What you should do:
The data below must be copied in full and without any change.

[start]

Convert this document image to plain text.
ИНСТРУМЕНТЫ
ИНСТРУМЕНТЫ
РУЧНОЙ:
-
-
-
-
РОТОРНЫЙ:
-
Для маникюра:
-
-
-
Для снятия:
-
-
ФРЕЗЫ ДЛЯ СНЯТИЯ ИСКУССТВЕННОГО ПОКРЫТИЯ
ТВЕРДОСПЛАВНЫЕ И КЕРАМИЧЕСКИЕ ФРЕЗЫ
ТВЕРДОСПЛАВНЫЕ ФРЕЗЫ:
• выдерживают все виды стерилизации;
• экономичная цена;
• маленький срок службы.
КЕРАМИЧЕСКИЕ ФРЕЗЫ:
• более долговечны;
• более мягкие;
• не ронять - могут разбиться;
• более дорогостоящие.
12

[end]

Result of this task:
Convert this document image to plain text.
ИНСТРУМЕНТЫ
ИНСТРУМЕНТЫ
РУЧНОЙ:
-
-
-
-
РОТОРНЫЙ:
-
Для маникюра:
-
-
-
Для снятия:
-
-
ФРЕЗЫ ДЛЯ СНЯТИЯ ИСКУССТВЕННОГО ПОКРЫТИЯ
ТВЕРДОСПЛАВНЫЕ И КЕРАМИЧЕСКИЕ ФРЕЗЫ
ТВЕРДОСПЛАВНЫЕ ФРЕЗЫ:
• выдерживают все виды стерилизации;
• экономичная цена;
• маленький срок службы.
КЕРАМИЧЕСКИЕ ФРЕЗЫ:
• более долговечны;
• более мягкие;
• не ронять - могут разбиться;
• более дорогостоящие.
12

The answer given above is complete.